> _EXERCISE BRIEF_:
Leave out the pictures and restate the rest of the data exactly.

> _INPUT RECORDS_:
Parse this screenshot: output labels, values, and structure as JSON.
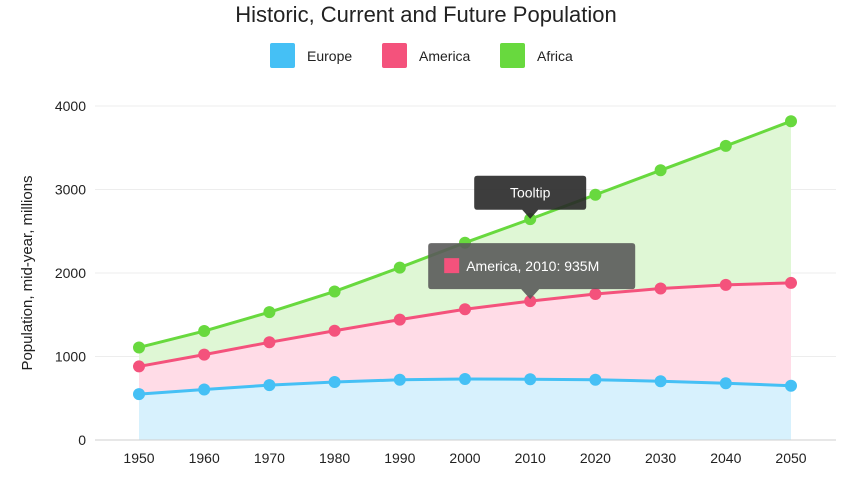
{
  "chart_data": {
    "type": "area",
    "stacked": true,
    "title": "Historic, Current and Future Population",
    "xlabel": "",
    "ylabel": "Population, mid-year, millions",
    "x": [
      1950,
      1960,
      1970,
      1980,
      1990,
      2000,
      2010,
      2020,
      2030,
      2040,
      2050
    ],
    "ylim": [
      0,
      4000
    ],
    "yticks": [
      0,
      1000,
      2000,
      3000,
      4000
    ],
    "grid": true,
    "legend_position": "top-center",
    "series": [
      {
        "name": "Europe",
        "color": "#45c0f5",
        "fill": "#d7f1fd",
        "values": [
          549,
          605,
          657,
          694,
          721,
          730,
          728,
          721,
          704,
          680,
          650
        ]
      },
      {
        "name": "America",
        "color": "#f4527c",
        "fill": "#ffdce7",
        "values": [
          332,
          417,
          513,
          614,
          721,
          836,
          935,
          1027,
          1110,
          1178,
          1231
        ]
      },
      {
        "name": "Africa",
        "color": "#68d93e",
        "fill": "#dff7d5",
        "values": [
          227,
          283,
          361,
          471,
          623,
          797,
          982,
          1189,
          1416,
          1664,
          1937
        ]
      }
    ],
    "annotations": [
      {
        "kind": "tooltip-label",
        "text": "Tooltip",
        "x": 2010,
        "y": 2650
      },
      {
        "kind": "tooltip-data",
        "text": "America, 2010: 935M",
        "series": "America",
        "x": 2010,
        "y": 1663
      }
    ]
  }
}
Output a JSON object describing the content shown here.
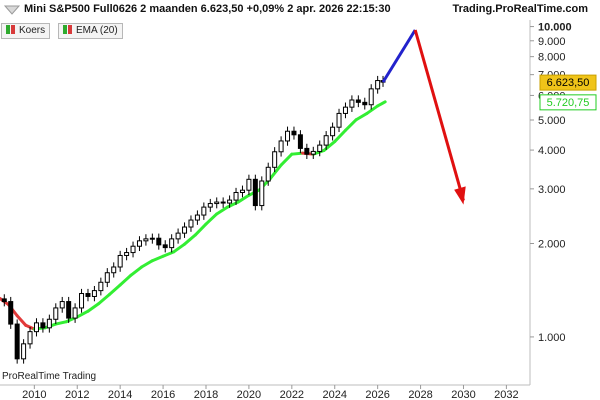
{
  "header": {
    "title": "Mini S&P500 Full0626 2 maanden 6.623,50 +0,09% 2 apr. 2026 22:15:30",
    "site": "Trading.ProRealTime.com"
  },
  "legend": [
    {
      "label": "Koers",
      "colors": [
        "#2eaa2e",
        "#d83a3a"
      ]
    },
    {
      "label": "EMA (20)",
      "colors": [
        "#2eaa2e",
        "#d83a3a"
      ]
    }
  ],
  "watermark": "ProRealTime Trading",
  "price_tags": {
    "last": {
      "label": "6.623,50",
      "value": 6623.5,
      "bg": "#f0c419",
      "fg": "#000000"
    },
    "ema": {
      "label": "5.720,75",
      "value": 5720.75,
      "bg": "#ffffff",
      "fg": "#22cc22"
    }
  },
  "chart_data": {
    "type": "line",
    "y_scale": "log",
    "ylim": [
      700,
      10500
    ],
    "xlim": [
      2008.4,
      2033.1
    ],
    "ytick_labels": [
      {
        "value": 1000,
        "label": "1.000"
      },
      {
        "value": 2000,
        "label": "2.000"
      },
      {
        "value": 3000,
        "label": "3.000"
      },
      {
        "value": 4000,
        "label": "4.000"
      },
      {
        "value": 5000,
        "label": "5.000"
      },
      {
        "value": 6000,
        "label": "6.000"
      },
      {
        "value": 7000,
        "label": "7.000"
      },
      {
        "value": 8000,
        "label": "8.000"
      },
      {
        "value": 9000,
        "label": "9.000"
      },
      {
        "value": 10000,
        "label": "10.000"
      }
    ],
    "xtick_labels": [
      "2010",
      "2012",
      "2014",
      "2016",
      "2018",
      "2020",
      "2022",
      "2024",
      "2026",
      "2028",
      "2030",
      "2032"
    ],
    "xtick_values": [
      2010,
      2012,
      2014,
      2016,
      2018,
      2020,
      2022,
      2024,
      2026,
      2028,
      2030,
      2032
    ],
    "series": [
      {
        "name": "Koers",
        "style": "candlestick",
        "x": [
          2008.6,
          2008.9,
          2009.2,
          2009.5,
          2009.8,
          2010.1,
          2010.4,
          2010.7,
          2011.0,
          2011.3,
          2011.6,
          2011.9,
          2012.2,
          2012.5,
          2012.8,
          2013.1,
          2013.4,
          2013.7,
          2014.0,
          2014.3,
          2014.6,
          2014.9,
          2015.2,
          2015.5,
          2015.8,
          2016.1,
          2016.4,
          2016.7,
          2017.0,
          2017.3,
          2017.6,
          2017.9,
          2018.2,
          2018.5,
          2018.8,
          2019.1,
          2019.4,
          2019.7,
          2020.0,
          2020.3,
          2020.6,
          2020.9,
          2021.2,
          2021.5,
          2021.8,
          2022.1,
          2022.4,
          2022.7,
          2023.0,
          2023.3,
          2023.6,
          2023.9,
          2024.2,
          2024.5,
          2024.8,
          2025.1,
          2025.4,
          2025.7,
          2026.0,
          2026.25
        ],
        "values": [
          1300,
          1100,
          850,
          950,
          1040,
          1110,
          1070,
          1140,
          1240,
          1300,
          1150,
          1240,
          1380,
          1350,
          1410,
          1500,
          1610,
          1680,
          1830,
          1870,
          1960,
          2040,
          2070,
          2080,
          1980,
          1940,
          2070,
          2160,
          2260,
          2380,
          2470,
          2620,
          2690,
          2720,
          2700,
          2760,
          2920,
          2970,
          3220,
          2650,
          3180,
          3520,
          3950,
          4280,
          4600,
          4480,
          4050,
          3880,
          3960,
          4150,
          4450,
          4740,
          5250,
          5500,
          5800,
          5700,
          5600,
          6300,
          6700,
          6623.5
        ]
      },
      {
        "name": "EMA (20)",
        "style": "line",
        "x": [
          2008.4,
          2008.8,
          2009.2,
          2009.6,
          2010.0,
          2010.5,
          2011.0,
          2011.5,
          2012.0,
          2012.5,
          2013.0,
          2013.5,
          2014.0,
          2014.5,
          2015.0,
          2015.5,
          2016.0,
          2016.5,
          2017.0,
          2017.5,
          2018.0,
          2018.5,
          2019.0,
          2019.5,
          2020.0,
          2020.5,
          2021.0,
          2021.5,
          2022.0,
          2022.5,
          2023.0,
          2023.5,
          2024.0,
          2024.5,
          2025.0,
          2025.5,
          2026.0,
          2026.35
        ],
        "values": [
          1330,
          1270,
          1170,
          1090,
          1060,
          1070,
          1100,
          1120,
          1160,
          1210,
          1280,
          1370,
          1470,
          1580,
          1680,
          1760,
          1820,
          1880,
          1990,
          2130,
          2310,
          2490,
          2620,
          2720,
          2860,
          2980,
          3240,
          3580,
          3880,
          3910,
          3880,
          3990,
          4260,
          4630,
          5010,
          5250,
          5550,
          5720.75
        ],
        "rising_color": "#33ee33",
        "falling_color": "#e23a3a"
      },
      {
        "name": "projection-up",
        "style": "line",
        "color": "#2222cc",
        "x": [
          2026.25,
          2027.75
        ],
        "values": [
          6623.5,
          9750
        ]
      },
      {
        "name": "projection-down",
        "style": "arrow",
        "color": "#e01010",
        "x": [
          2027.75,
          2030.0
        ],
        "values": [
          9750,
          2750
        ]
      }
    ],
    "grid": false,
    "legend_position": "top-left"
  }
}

> _RESULT OF THIS TASK_:
Parse this screenshot: output labels, values, and structure as JSON.
{
  "chart_data": {
    "type": "area",
    "stacked": true,
    "title": "Historic, Current and Future Population",
    "xlabel": "",
    "ylabel": "Population, mid-year, millions",
    "x": [
      1950,
      1960,
      1970,
      1980,
      1990,
      2000,
      2010,
      2020,
      2030,
      2040,
      2050
    ],
    "ylim": [
      0,
      4000
    ],
    "yticks": [
      0,
      1000,
      2000,
      3000,
      4000
    ],
    "grid": true,
    "legend_position": "top-center",
    "series": [
      {
        "name": "Europe",
        "color": "#45c0f5",
        "fill": "#d7f1fd",
        "values": [
          549,
          605,
          657,
          694,
          721,
          730,
          728,
          721,
          704,
          680,
          650
        ]
      },
      {
        "name": "America",
        "color": "#f4527c",
        "fill": "#ffdce7",
        "values": [
          332,
          417,
          513,
          614,
          721,
          836,
          935,
          1027,
          1110,
          1178,
          1231
        ]
      },
      {
        "name": "Africa",
        "color": "#68d93e",
        "fill": "#dff7d5",
        "values": [
          227,
          283,
          361,
          471,
          623,
          797,
          982,
          1189,
          1416,
          1664,
          1937
        ]
      }
    ],
    "annotations": [
      {
        "kind": "tooltip-label",
        "text": "Tooltip",
        "x": 2010,
        "y": 2650
      },
      {
        "kind": "tooltip-data",
        "text": "America, 2010: 935M",
        "series": "America",
        "x": 2010,
        "y": 1663
      }
    ]
  }
}
Output a JSON object describing the content shown here.
{
  "header": {
    "title": "Mini S&P500 Full0626 2 maanden 6.623,50 +0,09% 2 apr. 2026 22:15:30",
    "site": "Trading.ProRealTime.com"
  },
  "legend": [
    {
      "label": "Koers",
      "colors": [
        "#2eaa2e",
        "#d83a3a"
      ]
    },
    {
      "label": "EMA (20)",
      "colors": [
        "#2eaa2e",
        "#d83a3a"
      ]
    }
  ],
  "watermark": "ProRealTime Trading",
  "price_tags": {
    "last": {
      "label": "6.623,50",
      "value": 6623.5,
      "bg": "#f0c419",
      "fg": "#000000"
    },
    "ema": {
      "label": "5.720,75",
      "value": 5720.75,
      "bg": "#ffffff",
      "fg": "#22cc22"
    }
  },
  "chart_data": {
    "type": "line",
    "y_scale": "log",
    "ylim": [
      700,
      10500
    ],
    "xlim": [
      2008.4,
      2033.1
    ],
    "ytick_labels": [
      {
        "value": 1000,
        "label": "1.000"
      },
      {
        "value": 2000,
        "label": "2.000"
      },
      {
        "value": 3000,
        "label": "3.000"
      },
      {
        "value": 4000,
        "label": "4.000"
      },
      {
        "value": 5000,
        "label": "5.000"
      },
      {
        "value": 6000,
        "label": "6.000"
      },
      {
        "value": 7000,
        "label": "7.000"
      },
      {
        "value": 8000,
        "label": "8.000"
      },
      {
        "value": 9000,
        "label": "9.000"
      },
      {
        "value": 10000,
        "label": "10.000"
      }
    ],
    "xtick_labels": [
      "2010",
      "2012",
      "2014",
      "2016",
      "2018",
      "2020",
      "2022",
      "2024",
      "2026",
      "2028",
      "2030",
      "2032"
    ],
    "xtick_values": [
      2010,
      2012,
      2014,
      2016,
      2018,
      2020,
      2022,
      2024,
      2026,
      2028,
      2030,
      2032
    ],
    "series": [
      {
        "name": "Koers",
        "style": "candlestick",
        "x": [
          2008.6,
          2008.9,
          2009.2,
          2009.5,
          2009.8,
          2010.1,
          2010.4,
          2010.7,
          2011.0,
          2011.3,
          2011.6,
          2011.9,
          2012.2,
          2012.5,
          2012.8,
          2013.1,
          2013.4,
          2013.7,
          2014.0,
          2014.3,
          2014.6,
          2014.9,
          2015.2,
          2015.5,
          2015.8,
          2016.1,
          2016.4,
          2016.7,
          2017.0,
          2017.3,
          2017.6,
          2017.9,
          2018.2,
          2018.5,
          2018.8,
          2019.1,
          2019.4,
          2019.7,
          2020.0,
          2020.3,
          2020.6,
          2020.9,
          2021.2,
          2021.5,
          2021.8,
          2022.1,
          2022.4,
          2022.7,
          2023.0,
          2023.3,
          2023.6,
          2023.9,
          2024.2,
          2024.5,
          2024.8,
          2025.1,
          2025.4,
          2025.7,
          2026.0,
          2026.25
        ],
        "values": [
          1300,
          1100,
          850,
          950,
          1040,
          1110,
          1070,
          1140,
          1240,
          1300,
          1150,
          1240,
          1380,
          1350,
          1410,
          1500,
          1610,
          1680,
          1830,
          1870,
          1960,
          2040,
          2070,
          2080,
          1980,
          1940,
          2070,
          2160,
          2260,
          2380,
          2470,
          2620,
          2690,
          2720,
          2700,
          2760,
          2920,
          2970,
          3220,
          2650,
          3180,
          3520,
          3950,
          4280,
          4600,
          4480,
          4050,
          3880,
          3960,
          4150,
          4450,
          4740,
          5250,
          5500,
          5800,
          5700,
          5600,
          6300,
          6700,
          6623.5
        ]
      },
      {
        "name": "EMA (20)",
        "style": "line",
        "x": [
          2008.4,
          2008.8,
          2009.2,
          2009.6,
          2010.0,
          2010.5,
          2011.0,
          2011.5,
          2012.0,
          2012.5,
          2013.0,
          2013.5,
          2014.0,
          2014.5,
          2015.0,
          2015.5,
          2016.0,
          2016.5,
          2017.0,
          2017.5,
          2018.0,
          2018.5,
          2019.0,
          2019.5,
          2020.0,
          2020.5,
          2021.0,
          2021.5,
          2022.0,
          2022.5,
          2023.0,
          2023.5,
          2024.0,
          2024.5,
          2025.0,
          2025.5,
          2026.0,
          2026.35
        ],
        "values": [
          1330,
          1270,
          1170,
          1090,
          1060,
          1070,
          1100,
          1120,
          1160,
          1210,
          1280,
          1370,
          1470,
          1580,
          1680,
          1760,
          1820,
          1880,
          1990,
          2130,
          2310,
          2490,
          2620,
          2720,
          2860,
          2980,
          3240,
          3580,
          3880,
          3910,
          3880,
          3990,
          4260,
          4630,
          5010,
          5250,
          5550,
          5720.75
        ],
        "rising_color": "#33ee33",
        "falling_color": "#e23a3a"
      },
      {
        "name": "projection-up",
        "style": "line",
        "color": "#2222cc",
        "x": [
          2026.25,
          2027.75
        ],
        "values": [
          6623.5,
          9750
        ]
      },
      {
        "name": "projection-down",
        "style": "arrow",
        "color": "#e01010",
        "x": [
          2027.75,
          2030.0
        ],
        "values": [
          9750,
          2750
        ]
      }
    ],
    "grid": false,
    "legend_position": "top-left"
  }
}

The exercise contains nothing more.